- EXERCISE MATERIAL -
▬▬▬

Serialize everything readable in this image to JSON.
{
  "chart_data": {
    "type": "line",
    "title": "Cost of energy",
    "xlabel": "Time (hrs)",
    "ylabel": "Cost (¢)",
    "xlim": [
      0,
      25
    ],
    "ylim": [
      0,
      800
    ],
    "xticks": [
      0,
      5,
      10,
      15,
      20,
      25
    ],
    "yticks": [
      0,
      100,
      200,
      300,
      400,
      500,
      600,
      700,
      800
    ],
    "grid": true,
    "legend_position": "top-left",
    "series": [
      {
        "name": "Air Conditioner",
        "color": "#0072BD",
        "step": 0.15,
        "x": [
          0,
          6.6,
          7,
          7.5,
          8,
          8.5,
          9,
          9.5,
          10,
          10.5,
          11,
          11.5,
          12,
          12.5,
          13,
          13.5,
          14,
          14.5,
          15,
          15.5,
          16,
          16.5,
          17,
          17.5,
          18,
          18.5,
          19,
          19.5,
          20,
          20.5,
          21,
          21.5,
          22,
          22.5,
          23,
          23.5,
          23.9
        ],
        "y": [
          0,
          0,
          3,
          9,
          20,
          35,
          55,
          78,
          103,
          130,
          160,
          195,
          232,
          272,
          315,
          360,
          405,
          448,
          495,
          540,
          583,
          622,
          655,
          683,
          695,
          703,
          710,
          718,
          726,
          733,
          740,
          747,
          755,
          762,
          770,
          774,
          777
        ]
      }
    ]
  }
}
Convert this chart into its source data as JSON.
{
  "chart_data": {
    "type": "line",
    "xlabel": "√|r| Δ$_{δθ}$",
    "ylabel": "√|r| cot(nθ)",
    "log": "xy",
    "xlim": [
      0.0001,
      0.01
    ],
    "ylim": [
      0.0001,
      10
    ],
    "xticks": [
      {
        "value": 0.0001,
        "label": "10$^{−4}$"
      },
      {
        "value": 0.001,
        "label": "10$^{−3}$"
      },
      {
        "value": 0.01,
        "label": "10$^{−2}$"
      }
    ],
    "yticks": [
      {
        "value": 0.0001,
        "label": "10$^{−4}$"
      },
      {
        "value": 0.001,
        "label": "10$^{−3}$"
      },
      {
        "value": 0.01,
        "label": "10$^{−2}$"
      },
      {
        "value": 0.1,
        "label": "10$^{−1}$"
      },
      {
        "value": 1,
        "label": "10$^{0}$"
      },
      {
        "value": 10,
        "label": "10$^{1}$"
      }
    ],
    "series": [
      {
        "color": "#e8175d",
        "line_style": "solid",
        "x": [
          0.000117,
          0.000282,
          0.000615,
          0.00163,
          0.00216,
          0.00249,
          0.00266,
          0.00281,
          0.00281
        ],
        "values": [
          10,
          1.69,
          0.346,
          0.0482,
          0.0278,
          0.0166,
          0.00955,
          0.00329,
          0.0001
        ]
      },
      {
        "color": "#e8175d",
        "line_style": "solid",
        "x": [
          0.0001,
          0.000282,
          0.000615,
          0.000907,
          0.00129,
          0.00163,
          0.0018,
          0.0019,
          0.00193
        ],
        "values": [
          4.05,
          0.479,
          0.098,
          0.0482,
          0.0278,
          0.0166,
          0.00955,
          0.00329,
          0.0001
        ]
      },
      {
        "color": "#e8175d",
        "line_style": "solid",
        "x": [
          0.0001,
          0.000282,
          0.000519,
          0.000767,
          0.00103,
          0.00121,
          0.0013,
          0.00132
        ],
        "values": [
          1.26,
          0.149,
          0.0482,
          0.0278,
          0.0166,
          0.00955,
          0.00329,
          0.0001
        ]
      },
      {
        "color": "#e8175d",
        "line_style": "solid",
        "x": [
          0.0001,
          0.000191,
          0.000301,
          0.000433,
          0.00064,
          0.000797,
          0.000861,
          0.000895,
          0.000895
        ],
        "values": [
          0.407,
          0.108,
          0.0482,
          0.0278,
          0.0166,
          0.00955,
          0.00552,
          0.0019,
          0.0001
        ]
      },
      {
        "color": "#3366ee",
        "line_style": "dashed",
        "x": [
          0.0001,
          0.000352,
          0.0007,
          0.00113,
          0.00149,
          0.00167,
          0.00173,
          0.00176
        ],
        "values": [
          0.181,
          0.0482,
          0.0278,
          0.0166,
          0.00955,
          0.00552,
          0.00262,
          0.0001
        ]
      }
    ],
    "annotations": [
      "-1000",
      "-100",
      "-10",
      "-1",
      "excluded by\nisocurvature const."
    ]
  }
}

▬▬▬

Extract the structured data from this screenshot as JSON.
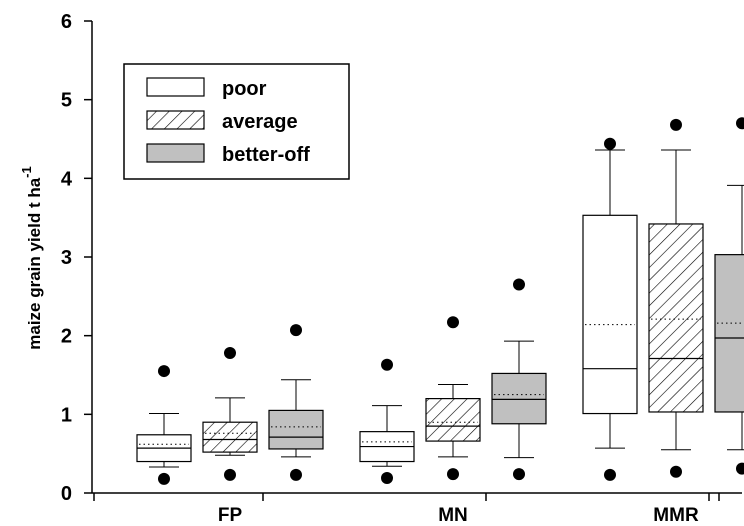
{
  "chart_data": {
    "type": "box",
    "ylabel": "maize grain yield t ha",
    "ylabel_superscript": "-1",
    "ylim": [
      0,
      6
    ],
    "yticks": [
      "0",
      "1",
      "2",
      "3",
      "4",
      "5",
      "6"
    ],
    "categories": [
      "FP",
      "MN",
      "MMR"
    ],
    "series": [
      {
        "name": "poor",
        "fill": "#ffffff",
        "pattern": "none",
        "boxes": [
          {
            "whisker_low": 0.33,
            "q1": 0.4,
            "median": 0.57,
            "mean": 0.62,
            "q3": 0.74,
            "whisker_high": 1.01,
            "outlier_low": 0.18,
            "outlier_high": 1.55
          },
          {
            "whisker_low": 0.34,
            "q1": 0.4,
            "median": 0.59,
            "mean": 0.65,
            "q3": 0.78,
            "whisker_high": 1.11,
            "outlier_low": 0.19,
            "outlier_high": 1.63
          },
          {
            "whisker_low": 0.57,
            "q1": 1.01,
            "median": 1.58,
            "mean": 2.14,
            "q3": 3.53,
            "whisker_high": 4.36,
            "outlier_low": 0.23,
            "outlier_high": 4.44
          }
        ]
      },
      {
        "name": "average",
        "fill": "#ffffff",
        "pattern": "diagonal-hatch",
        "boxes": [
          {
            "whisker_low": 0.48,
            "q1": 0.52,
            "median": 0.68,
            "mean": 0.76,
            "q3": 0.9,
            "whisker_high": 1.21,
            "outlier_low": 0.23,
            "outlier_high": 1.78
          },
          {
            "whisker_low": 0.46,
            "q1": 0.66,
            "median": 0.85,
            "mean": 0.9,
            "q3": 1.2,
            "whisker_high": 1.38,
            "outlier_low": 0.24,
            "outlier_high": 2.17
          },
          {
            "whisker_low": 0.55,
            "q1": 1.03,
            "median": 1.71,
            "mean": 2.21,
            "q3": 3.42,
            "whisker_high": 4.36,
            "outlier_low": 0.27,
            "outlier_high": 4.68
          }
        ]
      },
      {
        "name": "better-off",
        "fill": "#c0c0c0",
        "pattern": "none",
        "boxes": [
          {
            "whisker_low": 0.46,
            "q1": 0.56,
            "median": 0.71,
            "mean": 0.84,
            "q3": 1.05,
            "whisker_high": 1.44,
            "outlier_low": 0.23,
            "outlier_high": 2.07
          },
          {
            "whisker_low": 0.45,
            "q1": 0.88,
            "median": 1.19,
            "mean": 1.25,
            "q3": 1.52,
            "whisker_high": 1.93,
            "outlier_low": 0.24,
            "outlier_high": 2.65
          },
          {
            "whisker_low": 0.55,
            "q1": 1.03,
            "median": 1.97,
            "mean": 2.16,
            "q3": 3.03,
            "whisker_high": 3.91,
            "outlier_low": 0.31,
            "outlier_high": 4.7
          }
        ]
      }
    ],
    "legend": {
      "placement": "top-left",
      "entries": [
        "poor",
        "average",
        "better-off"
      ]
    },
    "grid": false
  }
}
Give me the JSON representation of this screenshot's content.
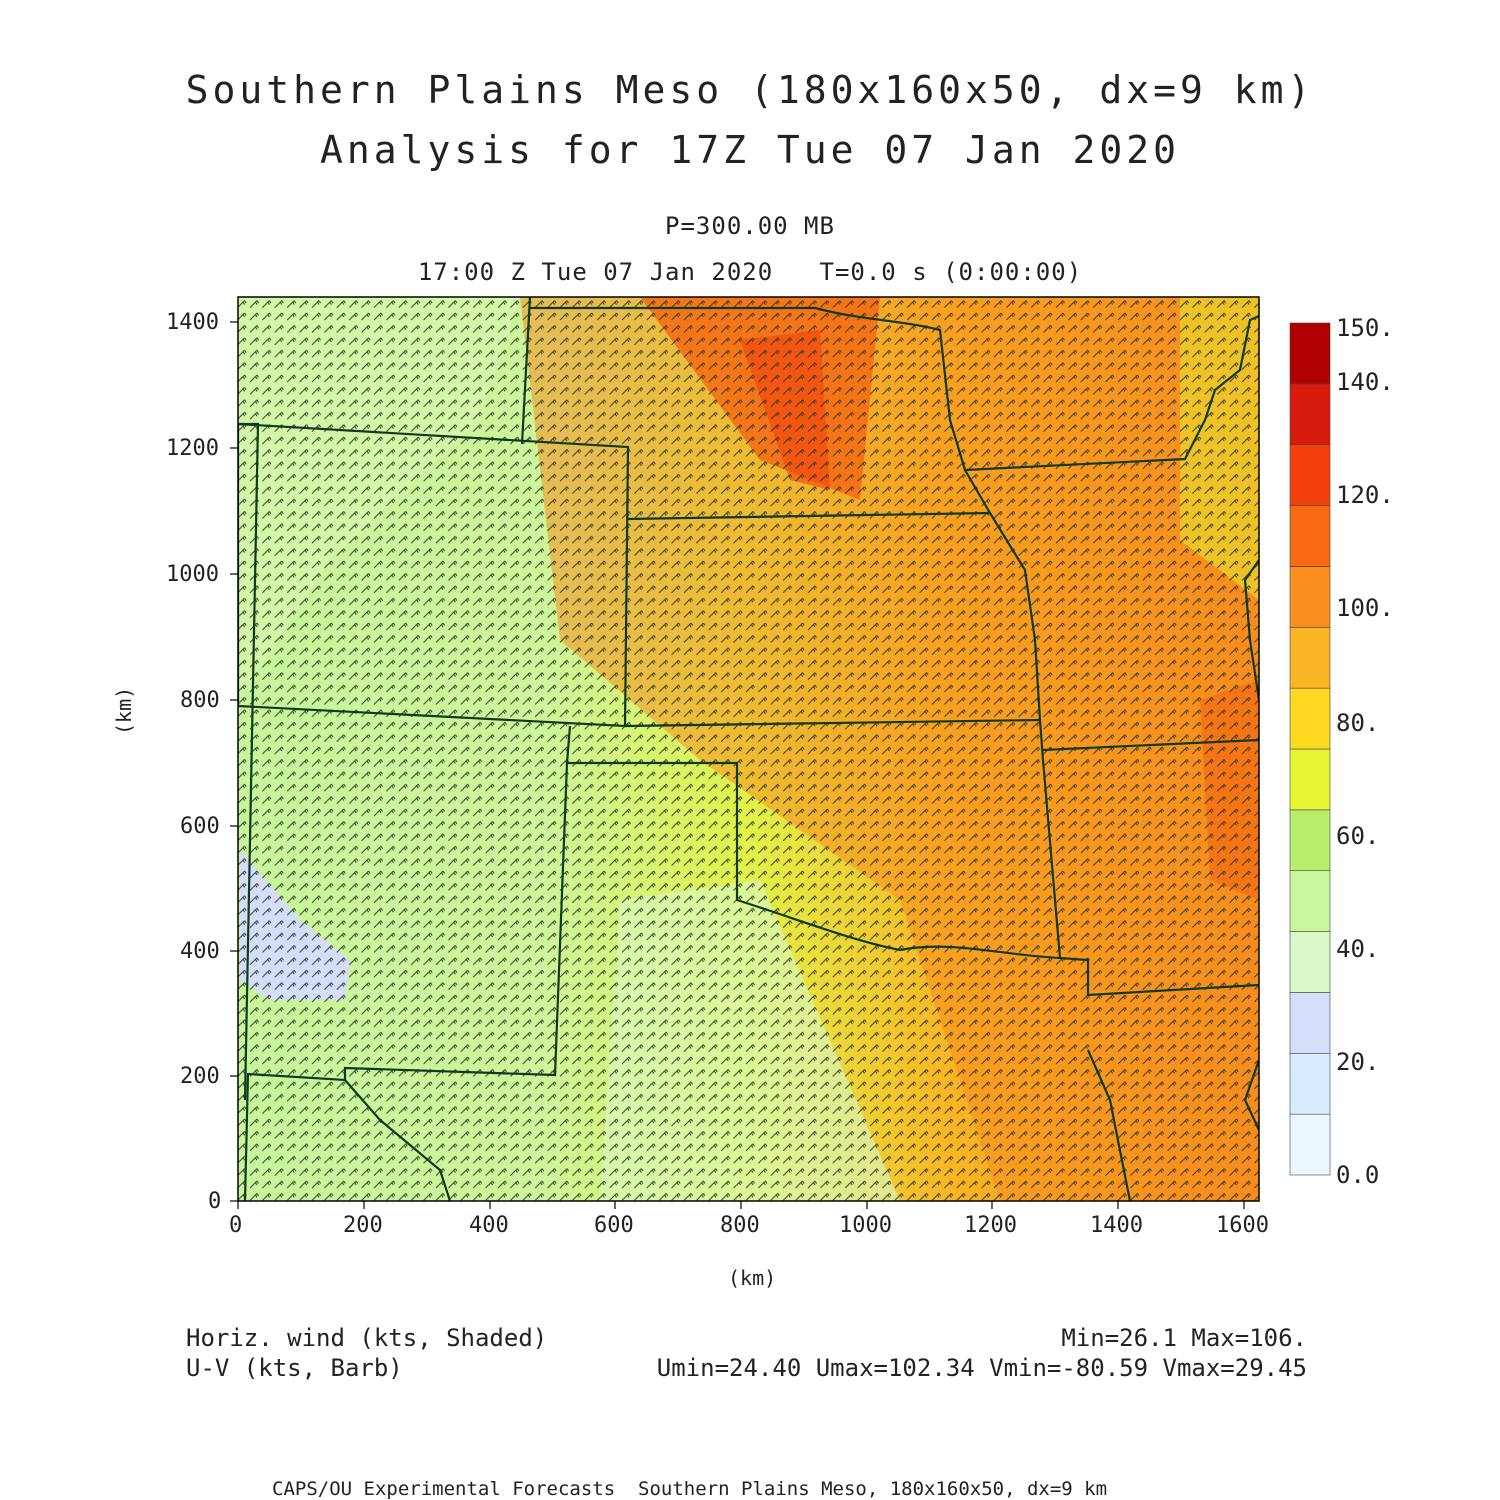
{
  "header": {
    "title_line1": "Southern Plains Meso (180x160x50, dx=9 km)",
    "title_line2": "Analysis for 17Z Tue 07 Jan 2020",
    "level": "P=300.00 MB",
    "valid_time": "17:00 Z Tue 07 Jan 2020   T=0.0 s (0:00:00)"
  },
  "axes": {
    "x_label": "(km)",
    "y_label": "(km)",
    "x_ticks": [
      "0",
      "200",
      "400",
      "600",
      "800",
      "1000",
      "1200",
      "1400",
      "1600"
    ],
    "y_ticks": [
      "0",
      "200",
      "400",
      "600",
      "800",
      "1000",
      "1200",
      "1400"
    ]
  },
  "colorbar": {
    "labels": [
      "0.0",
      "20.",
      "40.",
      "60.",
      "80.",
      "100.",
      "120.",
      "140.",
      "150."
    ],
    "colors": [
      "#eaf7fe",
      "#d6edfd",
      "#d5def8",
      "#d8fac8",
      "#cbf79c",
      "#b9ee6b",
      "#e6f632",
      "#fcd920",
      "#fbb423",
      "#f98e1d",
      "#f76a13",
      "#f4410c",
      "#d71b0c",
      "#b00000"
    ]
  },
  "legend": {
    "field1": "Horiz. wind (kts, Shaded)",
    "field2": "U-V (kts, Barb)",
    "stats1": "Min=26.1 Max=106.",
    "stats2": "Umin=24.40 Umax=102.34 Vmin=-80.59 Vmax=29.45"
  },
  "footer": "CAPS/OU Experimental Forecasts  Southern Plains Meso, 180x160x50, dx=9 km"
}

▬▬▬

- PROBLEM TO SOLVE -
Write out every line of the listing that holds the word "name".

- TASK RESPONSE -
        "name": "Air Conditioner",
        "name": "poor",
        "name": "average",
        "name": "better-off",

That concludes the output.